# START OF DATASET RECORDS

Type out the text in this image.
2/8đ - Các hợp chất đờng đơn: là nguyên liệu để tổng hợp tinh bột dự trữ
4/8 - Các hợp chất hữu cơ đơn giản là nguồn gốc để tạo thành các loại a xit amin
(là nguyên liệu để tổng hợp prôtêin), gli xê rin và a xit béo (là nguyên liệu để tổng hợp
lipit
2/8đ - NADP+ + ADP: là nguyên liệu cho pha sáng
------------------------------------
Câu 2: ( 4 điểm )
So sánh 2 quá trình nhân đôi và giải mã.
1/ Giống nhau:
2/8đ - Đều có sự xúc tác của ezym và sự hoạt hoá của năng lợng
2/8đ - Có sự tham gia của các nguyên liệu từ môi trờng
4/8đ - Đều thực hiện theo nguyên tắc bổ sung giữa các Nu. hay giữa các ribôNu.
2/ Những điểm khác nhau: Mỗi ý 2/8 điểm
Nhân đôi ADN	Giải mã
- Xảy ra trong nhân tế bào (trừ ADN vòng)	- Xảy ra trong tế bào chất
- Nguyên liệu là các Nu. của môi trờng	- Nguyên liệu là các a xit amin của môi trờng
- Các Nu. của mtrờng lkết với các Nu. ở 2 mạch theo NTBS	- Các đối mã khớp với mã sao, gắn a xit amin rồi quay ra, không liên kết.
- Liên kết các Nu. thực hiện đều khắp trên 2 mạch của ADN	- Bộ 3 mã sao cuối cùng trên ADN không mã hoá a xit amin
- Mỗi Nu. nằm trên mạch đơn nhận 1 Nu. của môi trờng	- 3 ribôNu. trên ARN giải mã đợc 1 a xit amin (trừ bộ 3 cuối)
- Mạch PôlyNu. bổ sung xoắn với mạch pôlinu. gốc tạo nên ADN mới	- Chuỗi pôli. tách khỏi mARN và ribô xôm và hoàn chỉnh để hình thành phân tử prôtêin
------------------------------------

# END OF DATASET RECORDS

AIM OF THE EXERCISE
Pull out each line containing the word "ribôNu" and copy it.

RESULT BELOW
4/8đ - Đều thực hiện theo nguyên tắc bổ sung giữa các Nu. hay giữa các ribôNu.
- Mỗi Nu. nằm trên mạch đơn nhận 1 Nu. của môi trờng	- 3 ribôNu. trên ARN giải mã đợc 1 a xit amin (trừ bộ 3 cuối)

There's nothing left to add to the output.